Records:
□ □ □
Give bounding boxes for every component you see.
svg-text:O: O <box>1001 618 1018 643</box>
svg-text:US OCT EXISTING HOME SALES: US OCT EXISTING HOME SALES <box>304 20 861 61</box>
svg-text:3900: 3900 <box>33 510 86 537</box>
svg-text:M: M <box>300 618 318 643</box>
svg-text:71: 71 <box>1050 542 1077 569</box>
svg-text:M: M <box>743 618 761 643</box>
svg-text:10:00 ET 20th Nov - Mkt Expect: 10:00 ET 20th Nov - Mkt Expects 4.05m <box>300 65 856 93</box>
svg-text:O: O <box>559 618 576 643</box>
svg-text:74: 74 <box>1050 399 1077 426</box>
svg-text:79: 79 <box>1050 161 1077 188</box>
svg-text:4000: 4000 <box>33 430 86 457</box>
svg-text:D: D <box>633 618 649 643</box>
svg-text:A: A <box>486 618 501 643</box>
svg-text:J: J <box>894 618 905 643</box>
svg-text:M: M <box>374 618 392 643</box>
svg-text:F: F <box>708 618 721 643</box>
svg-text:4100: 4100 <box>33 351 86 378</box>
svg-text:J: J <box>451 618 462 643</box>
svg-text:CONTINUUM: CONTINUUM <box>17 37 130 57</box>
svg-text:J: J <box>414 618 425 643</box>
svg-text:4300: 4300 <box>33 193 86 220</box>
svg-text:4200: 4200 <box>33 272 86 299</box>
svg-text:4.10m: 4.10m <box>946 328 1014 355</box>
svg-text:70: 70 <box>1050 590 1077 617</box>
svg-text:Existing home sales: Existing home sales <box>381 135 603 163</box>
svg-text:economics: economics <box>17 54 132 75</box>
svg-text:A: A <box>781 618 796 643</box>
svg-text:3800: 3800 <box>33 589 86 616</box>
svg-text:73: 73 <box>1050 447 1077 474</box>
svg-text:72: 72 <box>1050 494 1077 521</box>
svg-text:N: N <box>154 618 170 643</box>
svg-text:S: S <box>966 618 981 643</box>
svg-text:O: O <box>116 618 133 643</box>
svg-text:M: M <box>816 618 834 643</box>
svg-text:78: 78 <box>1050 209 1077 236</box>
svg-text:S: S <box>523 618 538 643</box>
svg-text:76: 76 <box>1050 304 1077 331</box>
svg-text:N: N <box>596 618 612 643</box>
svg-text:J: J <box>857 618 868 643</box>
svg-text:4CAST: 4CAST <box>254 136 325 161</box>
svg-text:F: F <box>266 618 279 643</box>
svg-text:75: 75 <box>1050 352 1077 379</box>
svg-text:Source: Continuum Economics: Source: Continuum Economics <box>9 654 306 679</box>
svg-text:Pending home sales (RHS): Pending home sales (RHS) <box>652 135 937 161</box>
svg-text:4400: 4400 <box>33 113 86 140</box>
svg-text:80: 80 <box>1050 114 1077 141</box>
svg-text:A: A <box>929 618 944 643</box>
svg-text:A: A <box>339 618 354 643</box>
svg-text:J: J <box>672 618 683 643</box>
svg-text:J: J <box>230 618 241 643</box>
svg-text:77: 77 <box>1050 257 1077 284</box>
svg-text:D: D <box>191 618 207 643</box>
□ □ □
Exercise directions -
Write out every line of the items above, reproducing each one character for character.

Solution below -
Give bounding boxes for every component you see.
svg-text:O: O <box>1001 618 1018 643</box>
svg-text:US OCT EXISTING HOME SALES: US OCT EXISTING HOME SALES <box>304 20 861 61</box>
svg-text:3900: 3900 <box>33 510 86 537</box>
svg-text:M: M <box>300 618 318 643</box>
svg-text:71: 71 <box>1050 542 1077 569</box>
svg-text:M: M <box>743 618 761 643</box>
svg-text:10:00 ET 20th Nov - Mkt Expect: 10:00 ET 20th Nov - Mkt Expects 4.05m <box>300 65 856 93</box>
svg-text:O: O <box>559 618 576 643</box>
svg-text:74: 74 <box>1050 399 1077 426</box>
svg-text:79: 79 <box>1050 161 1077 188</box>
svg-text:4000: 4000 <box>33 430 86 457</box>
svg-text:D: D <box>633 618 649 643</box>
svg-text:A: A <box>486 618 501 643</box>
svg-text:J: J <box>894 618 905 643</box>
svg-text:M: M <box>374 618 392 643</box>
svg-text:F: F <box>708 618 721 643</box>
svg-text:4100: 4100 <box>33 351 86 378</box>
svg-text:J: J <box>451 618 462 643</box>
svg-text:CONTINUUM: CONTINUUM <box>17 37 130 57</box>
svg-text:J: J <box>414 618 425 643</box>
svg-text:4300: 4300 <box>33 193 86 220</box>
svg-text:4200: 4200 <box>33 272 86 299</box>
svg-text:4.10m: 4.10m <box>946 328 1014 355</box>
svg-text:70: 70 <box>1050 590 1077 617</box>
svg-text:Existing home sales: Existing home sales <box>381 135 603 163</box>
svg-text:economics: economics <box>17 54 132 75</box>
svg-text:A: A <box>781 618 796 643</box>
svg-text:3800: 3800 <box>33 589 86 616</box>
svg-text:73: 73 <box>1050 447 1077 474</box>
svg-text:72: 72 <box>1050 494 1077 521</box>
svg-text:N: N <box>154 618 170 643</box>
svg-text:S: S <box>966 618 981 643</box>
svg-text:O: O <box>116 618 133 643</box>
svg-text:M: M <box>816 618 834 643</box>
svg-text:78: 78 <box>1050 209 1077 236</box>
svg-text:S: S <box>523 618 538 643</box>
svg-text:76: 76 <box>1050 304 1077 331</box>
svg-text:N: N <box>596 618 612 643</box>
svg-text:J: J <box>857 618 868 643</box>
svg-text:4CAST: 4CAST <box>254 136 325 161</box>
svg-text:F: F <box>266 618 279 643</box>
svg-text:75: 75 <box>1050 352 1077 379</box>
svg-text:Source: Continuum Economics: Source: Continuum Economics <box>9 654 306 679</box>
svg-text:Pending home sales (RHS): Pending home sales (RHS) <box>652 135 937 161</box>
svg-text:4400: 4400 <box>33 113 86 140</box>
svg-text:80: 80 <box>1050 114 1077 141</box>
svg-text:A: A <box>929 618 944 643</box>
svg-text:A: A <box>339 618 354 643</box>
svg-text:J: J <box>672 618 683 643</box>
svg-text:J: J <box>230 618 241 643</box>
svg-text:77: 77 <box>1050 257 1077 284</box>
svg-text:D: D <box>191 618 207 643</box>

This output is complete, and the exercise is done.